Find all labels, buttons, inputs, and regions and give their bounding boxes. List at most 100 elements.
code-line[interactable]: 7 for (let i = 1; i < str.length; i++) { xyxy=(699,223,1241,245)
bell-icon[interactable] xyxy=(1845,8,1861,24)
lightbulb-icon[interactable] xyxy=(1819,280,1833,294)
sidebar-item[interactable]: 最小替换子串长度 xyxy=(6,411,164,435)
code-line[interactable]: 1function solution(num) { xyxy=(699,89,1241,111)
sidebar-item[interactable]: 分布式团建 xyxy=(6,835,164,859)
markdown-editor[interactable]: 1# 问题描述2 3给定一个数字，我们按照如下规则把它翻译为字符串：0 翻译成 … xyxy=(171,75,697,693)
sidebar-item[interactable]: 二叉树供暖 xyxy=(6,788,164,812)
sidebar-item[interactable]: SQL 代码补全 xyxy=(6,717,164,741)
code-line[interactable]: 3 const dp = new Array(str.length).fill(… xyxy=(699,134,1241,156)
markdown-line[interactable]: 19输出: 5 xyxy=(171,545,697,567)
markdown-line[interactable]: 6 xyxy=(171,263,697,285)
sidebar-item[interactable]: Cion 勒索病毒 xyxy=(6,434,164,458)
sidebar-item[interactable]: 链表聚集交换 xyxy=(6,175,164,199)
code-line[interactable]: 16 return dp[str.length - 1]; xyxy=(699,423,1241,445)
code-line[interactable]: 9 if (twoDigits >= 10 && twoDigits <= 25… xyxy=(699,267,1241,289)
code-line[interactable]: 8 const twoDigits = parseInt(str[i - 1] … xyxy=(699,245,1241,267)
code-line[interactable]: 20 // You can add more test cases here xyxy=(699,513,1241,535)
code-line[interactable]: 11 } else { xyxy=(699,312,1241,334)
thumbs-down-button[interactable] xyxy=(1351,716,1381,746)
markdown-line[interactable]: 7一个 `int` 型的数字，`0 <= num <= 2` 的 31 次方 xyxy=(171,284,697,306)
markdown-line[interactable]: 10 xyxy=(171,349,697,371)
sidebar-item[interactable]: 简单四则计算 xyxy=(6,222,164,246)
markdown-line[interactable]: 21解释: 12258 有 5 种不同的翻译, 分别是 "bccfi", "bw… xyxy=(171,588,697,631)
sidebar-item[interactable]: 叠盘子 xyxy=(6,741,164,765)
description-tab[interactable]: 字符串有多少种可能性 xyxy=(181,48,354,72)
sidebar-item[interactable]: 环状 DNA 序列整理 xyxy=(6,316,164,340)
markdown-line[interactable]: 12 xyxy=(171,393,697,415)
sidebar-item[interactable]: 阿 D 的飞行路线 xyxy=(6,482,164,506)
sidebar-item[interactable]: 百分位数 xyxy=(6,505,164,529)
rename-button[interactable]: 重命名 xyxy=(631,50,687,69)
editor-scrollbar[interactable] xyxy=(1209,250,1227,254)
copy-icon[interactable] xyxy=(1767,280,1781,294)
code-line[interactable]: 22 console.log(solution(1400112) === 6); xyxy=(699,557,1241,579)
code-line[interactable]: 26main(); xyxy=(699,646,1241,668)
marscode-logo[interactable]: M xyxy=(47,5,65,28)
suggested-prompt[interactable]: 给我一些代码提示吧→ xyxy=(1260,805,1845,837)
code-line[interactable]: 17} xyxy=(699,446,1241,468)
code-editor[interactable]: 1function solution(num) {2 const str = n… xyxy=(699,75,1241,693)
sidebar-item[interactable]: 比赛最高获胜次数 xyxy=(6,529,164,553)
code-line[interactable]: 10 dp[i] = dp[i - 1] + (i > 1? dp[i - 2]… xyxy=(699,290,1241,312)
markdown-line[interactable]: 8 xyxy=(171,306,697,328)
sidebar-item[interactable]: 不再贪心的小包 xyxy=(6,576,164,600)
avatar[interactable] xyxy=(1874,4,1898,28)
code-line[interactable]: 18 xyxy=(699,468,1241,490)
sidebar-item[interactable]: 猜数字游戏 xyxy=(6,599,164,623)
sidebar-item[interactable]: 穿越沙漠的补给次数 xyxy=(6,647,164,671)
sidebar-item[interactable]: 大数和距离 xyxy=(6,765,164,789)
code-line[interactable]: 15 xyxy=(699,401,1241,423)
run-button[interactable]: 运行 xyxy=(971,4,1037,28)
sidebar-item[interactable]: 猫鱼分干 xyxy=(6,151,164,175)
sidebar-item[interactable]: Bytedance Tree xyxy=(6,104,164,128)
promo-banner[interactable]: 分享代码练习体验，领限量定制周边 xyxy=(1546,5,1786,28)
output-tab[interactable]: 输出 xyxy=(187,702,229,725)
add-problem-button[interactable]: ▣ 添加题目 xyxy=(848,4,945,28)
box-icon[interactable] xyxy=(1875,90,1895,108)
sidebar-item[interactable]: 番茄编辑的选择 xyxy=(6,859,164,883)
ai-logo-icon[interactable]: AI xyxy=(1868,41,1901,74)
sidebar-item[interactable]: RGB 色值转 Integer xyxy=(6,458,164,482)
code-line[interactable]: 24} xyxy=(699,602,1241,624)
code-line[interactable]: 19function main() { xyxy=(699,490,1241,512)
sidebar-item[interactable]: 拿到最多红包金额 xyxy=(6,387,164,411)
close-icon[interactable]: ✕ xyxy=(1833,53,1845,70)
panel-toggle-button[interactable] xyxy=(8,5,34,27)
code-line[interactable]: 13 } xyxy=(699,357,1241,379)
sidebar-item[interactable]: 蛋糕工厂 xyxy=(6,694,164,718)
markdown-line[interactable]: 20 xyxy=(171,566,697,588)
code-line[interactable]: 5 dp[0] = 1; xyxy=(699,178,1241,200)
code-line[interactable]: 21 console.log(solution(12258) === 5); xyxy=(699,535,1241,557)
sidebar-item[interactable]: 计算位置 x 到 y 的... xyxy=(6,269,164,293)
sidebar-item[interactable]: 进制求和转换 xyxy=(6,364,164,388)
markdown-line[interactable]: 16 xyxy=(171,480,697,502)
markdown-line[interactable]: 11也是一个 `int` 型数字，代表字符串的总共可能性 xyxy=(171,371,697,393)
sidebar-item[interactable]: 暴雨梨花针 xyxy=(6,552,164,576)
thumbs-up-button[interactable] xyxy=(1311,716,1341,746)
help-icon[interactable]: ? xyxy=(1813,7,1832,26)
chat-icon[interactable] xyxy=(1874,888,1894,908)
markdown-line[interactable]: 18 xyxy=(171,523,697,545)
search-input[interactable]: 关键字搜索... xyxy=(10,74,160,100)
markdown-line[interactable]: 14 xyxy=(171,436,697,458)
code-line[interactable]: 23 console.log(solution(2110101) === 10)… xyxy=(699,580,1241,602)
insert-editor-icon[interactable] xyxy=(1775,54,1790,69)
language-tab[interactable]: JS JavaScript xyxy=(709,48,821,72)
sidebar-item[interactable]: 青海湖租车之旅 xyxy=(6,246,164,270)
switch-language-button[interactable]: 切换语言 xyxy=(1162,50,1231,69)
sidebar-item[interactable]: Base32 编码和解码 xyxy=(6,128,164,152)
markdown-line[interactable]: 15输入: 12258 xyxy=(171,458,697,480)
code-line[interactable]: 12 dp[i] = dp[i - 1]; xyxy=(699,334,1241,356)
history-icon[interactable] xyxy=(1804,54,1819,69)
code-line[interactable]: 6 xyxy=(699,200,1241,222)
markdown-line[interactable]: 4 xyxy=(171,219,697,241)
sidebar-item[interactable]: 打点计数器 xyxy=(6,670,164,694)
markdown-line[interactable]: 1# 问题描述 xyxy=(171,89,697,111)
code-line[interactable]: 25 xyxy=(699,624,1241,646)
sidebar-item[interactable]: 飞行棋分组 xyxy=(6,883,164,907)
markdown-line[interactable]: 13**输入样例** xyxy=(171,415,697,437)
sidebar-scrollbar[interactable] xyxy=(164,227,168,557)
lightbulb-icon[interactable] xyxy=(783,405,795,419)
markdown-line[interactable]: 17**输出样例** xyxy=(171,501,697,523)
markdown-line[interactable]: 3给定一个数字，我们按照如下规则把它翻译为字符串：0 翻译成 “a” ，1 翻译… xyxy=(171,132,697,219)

==

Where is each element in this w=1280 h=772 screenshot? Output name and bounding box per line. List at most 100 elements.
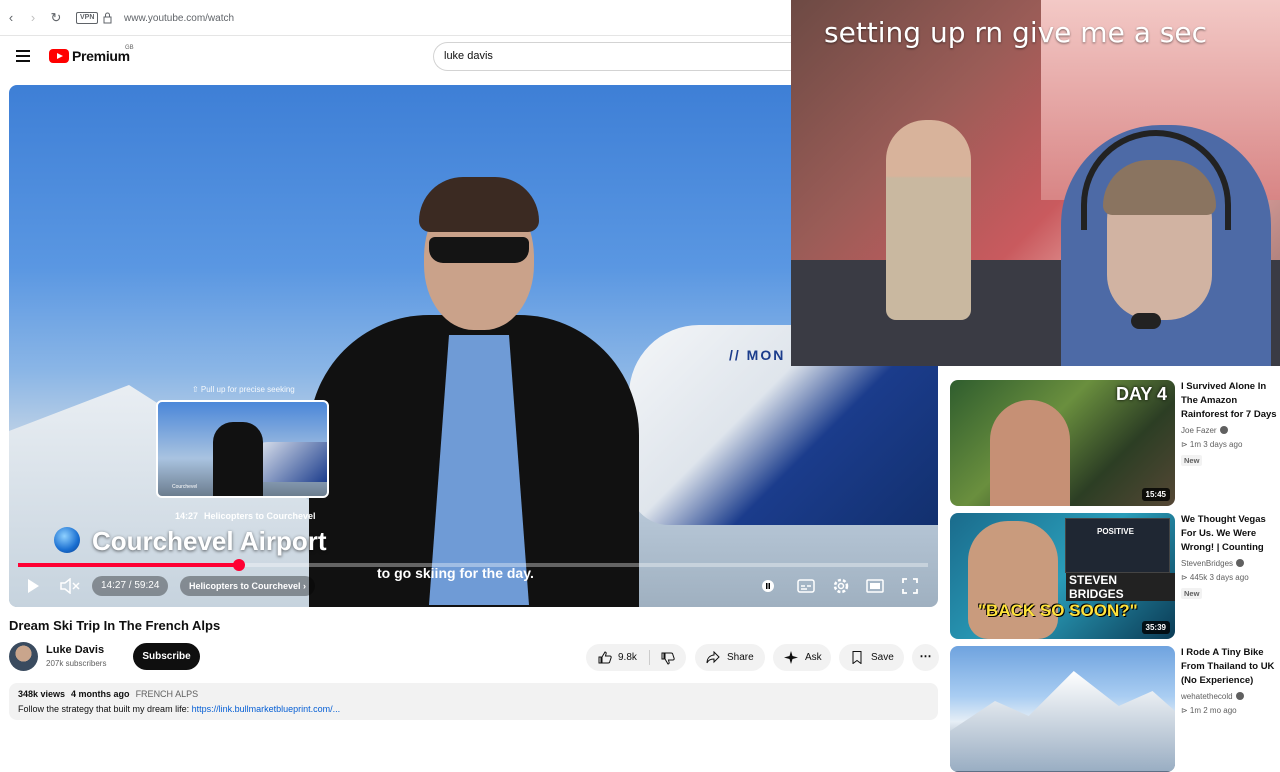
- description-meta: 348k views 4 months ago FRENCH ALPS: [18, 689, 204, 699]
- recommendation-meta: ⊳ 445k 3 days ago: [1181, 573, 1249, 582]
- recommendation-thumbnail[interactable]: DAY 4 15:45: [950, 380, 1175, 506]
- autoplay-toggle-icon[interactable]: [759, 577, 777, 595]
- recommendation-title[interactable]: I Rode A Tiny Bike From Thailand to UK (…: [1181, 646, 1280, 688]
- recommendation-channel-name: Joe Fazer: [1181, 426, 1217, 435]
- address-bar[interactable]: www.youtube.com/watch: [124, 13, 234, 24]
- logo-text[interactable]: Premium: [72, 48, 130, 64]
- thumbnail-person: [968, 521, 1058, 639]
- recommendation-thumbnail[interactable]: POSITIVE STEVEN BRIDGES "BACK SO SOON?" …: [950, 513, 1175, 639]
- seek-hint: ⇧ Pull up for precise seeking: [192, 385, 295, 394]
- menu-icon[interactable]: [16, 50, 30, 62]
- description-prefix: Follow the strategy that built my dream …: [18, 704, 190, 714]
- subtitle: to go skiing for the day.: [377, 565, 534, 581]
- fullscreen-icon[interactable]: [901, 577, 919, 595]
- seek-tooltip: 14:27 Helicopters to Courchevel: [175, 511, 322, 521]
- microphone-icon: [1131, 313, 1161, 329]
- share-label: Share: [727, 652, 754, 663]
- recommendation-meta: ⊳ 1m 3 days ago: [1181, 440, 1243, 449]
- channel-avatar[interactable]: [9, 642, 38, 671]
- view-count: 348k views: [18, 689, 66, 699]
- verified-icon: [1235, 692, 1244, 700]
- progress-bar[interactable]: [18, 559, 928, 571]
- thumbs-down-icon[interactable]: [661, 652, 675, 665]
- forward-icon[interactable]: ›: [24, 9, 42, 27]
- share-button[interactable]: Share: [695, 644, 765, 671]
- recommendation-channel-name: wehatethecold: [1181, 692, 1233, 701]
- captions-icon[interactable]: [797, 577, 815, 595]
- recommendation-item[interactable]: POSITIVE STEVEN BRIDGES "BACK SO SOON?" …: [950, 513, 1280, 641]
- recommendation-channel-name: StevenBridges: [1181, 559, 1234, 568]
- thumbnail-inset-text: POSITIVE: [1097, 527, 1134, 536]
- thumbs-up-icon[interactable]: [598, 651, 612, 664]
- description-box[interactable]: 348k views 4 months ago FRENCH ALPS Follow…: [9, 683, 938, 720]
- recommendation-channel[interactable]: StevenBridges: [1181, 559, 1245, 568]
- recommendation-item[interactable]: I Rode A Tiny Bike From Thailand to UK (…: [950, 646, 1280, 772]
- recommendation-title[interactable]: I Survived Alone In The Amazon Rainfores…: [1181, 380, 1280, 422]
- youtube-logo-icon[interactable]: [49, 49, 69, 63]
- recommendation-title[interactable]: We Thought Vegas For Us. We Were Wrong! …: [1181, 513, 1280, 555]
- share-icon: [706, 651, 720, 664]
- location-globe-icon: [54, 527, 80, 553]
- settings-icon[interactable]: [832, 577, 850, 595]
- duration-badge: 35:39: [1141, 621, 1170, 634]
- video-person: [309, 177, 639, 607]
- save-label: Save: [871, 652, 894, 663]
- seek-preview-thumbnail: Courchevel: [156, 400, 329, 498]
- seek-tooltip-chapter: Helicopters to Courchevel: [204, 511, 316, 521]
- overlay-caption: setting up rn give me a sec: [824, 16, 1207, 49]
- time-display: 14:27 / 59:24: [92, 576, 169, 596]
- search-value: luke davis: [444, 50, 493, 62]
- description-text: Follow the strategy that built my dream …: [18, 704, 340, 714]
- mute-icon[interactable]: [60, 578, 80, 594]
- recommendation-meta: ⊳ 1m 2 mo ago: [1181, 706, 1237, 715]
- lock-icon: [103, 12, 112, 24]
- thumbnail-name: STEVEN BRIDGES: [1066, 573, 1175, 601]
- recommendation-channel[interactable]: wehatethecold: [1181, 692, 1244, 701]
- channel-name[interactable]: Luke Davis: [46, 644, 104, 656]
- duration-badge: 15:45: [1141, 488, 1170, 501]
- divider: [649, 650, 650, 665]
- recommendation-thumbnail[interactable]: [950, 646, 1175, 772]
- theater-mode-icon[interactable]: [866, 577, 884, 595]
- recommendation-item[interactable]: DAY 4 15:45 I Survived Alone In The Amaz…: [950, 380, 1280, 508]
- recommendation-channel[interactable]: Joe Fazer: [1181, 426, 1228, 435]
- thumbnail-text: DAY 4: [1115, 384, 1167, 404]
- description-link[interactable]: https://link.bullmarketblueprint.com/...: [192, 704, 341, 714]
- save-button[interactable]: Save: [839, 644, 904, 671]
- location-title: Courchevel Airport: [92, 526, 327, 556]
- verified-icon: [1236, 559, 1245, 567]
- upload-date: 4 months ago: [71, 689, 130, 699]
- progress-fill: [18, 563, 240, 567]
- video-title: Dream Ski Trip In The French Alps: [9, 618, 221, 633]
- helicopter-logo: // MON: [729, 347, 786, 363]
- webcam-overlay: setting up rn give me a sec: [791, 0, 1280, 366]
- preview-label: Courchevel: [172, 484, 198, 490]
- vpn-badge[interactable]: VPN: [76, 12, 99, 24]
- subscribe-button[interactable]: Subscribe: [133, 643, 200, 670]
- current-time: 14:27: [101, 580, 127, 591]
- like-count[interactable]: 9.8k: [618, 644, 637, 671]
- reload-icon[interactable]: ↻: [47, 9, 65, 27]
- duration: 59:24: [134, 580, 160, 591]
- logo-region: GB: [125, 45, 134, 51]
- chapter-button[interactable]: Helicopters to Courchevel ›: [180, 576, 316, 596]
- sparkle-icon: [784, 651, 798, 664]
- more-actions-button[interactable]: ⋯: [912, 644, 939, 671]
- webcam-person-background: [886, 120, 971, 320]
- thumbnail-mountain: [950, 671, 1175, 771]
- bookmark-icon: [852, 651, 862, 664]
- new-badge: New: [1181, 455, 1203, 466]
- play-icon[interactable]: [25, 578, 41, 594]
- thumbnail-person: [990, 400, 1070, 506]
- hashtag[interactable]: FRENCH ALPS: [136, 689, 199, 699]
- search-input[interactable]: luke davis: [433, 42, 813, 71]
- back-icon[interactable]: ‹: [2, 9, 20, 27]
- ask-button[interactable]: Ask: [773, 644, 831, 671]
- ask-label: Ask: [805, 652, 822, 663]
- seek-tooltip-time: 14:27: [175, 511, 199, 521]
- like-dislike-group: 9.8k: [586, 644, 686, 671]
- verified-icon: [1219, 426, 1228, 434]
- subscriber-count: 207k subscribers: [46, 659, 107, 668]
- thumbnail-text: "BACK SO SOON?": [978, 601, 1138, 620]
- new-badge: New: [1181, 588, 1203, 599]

▶ GIVEN TASK
Print again, character for character, the part of the material that opens with the line containing "Find all labels, buttons, inputs, and" and closes with the line containing "sidebar-item[interactable]: 最小替换子串长度 xyxy=(6,411,164,435)".

▶ RESPONSE TO THE TASK
Find all labels, buttons, inputs, and regions and give their bounding boxes. List at most 100 elements.
code-line[interactable]: 7 for (let i = 1; i < str.length; i++) { xyxy=(699,223,1241,245)
bell-icon[interactable] xyxy=(1845,8,1861,24)
lightbulb-icon[interactable] xyxy=(1819,280,1833,294)
sidebar-item[interactable]: 最小替换子串长度 xyxy=(6,411,164,435)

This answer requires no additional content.